[Region boundary data]
>> Start

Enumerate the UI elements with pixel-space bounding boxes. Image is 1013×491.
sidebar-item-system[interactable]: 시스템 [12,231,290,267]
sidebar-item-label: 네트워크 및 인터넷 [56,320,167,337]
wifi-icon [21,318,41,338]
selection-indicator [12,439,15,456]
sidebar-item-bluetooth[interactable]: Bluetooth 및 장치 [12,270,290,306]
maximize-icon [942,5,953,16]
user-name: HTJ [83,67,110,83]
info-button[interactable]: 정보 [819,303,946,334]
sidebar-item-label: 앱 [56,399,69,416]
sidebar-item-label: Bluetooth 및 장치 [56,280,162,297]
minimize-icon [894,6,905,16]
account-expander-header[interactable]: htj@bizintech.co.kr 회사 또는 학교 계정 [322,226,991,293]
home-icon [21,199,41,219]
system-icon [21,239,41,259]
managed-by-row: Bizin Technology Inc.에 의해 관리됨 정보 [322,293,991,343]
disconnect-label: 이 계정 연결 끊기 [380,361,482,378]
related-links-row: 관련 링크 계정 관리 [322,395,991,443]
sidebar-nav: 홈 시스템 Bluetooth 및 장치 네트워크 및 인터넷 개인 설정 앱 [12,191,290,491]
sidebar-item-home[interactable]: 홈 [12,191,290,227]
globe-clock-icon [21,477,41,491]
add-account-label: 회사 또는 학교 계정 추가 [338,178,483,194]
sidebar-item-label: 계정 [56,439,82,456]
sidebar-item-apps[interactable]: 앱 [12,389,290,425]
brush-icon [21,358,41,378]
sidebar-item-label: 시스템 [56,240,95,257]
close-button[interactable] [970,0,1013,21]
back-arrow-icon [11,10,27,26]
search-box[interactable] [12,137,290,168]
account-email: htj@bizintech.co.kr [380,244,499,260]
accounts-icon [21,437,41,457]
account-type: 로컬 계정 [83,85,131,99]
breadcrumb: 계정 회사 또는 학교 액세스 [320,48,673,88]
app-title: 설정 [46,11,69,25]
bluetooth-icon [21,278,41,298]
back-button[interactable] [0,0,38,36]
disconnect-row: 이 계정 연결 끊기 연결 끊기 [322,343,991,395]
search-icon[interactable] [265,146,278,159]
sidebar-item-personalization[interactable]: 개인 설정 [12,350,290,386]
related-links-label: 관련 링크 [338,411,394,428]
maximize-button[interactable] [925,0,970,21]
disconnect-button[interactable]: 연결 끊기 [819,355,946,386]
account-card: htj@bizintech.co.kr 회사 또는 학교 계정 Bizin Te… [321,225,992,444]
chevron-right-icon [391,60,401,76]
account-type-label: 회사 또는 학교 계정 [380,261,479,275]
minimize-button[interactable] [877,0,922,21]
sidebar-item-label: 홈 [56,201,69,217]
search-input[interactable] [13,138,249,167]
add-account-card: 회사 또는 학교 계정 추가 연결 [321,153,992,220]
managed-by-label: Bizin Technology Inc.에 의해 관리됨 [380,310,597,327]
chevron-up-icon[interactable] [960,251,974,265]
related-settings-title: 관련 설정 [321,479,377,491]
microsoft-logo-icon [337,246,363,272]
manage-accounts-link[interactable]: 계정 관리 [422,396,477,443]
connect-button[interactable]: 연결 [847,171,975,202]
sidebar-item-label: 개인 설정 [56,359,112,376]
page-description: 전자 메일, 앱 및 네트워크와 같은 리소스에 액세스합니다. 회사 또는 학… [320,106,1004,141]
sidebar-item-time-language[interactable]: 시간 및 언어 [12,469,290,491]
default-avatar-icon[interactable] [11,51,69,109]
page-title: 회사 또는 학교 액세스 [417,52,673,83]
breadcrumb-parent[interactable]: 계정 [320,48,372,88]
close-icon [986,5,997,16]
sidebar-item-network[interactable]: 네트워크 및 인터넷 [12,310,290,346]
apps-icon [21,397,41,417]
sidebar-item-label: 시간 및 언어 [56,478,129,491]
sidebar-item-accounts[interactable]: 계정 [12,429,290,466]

>> End

» Task requirements:
Reproduce the entire listing above word for word, keeping every line in its original order.

» Solved exercise:
Enumerate the UI elements with pixel-space bounding boxes. Image is 1013×491.
sidebar-item-system[interactable]: 시스템 [12,231,290,267]
sidebar-item-label: 네트워크 및 인터넷 [56,320,167,337]
wifi-icon [21,318,41,338]
selection-indicator [12,439,15,456]
sidebar-item-bluetooth[interactable]: Bluetooth 및 장치 [12,270,290,306]
maximize-icon [942,5,953,16]
user-name: HTJ [83,67,110,83]
info-button[interactable]: 정보 [819,303,946,334]
sidebar-item-label: 앱 [56,399,69,416]
sidebar-item-label: Bluetooth 및 장치 [56,280,162,297]
minimize-icon [894,6,905,16]
account-expander-header[interactable]: htj@bizintech.co.kr 회사 또는 학교 계정 [322,226,991,293]
home-icon [21,199,41,219]
system-icon [21,239,41,259]
managed-by-row: Bizin Technology Inc.에 의해 관리됨 정보 [322,293,991,343]
disconnect-label: 이 계정 연결 끊기 [380,361,482,378]
related-links-row: 관련 링크 계정 관리 [322,395,991,443]
sidebar-nav: 홈 시스템 Bluetooth 및 장치 네트워크 및 인터넷 개인 설정 앱 [12,191,290,491]
sidebar-item-home[interactable]: 홈 [12,191,290,227]
globe-clock-icon [21,477,41,491]
add-account-label: 회사 또는 학교 계정 추가 [338,178,483,194]
sidebar-item-label: 계정 [56,439,82,456]
sidebar-item-apps[interactable]: 앱 [12,389,290,425]
brush-icon [21,358,41,378]
sidebar-item-label: 시스템 [56,240,95,257]
close-button[interactable] [970,0,1013,21]
back-arrow-icon [11,10,27,26]
search-box[interactable] [12,137,290,168]
account-email: htj@bizintech.co.kr [380,244,499,260]
accounts-icon [21,437,41,457]
account-type: 로컬 계정 [83,85,131,99]
breadcrumb: 계정 회사 또는 학교 액세스 [320,48,673,88]
app-title: 설정 [46,11,69,25]
bluetooth-icon [21,278,41,298]
back-button[interactable] [0,0,38,36]
disconnect-row: 이 계정 연결 끊기 연결 끊기 [322,343,991,395]
search-icon[interactable] [265,146,278,159]
sidebar-item-personalization[interactable]: 개인 설정 [12,350,290,386]
related-links-label: 관련 링크 [338,411,394,428]
maximize-button[interactable] [925,0,970,21]
disconnect-button[interactable]: 연결 끊기 [819,355,946,386]
account-card: htj@bizintech.co.kr 회사 또는 학교 계정 Bizin Te… [321,225,992,444]
chevron-right-icon [391,60,401,76]
account-type-label: 회사 또는 학교 계정 [380,261,479,275]
minimize-button[interactable] [877,0,922,21]
sidebar-item-label: 홈 [56,201,69,217]
search-input[interactable] [13,138,249,167]
add-account-card: 회사 또는 학교 계정 추가 연결 [321,153,992,220]
managed-by-label: Bizin Technology Inc.에 의해 관리됨 [380,310,597,327]
chevron-up-icon[interactable] [960,251,974,265]
related-settings-title: 관련 설정 [321,479,377,491]
microsoft-logo-icon [337,246,363,272]
manage-accounts-link[interactable]: 계정 관리 [422,396,477,443]
connect-button[interactable]: 연결 [847,171,975,202]
sidebar-item-label: 개인 설정 [56,359,112,376]
page-description: 전자 메일, 앱 및 네트워크와 같은 리소스에 액세스합니다. 회사 또는 학… [320,106,1004,141]
sidebar-item-time-language[interactable]: 시간 및 언어 [12,469,290,491]
default-avatar-icon[interactable] [11,51,69,109]
page-title: 회사 또는 학교 액세스 [417,52,673,83]
breadcrumb-parent[interactable]: 계정 [320,48,372,88]
close-icon [986,5,997,16]
sidebar-item-network[interactable]: 네트워크 및 인터넷 [12,310,290,346]
apps-icon [21,397,41,417]
sidebar-item-label: 시간 및 언어 [56,478,129,491]
sidebar-item-accounts[interactable]: 계정 [12,429,290,466]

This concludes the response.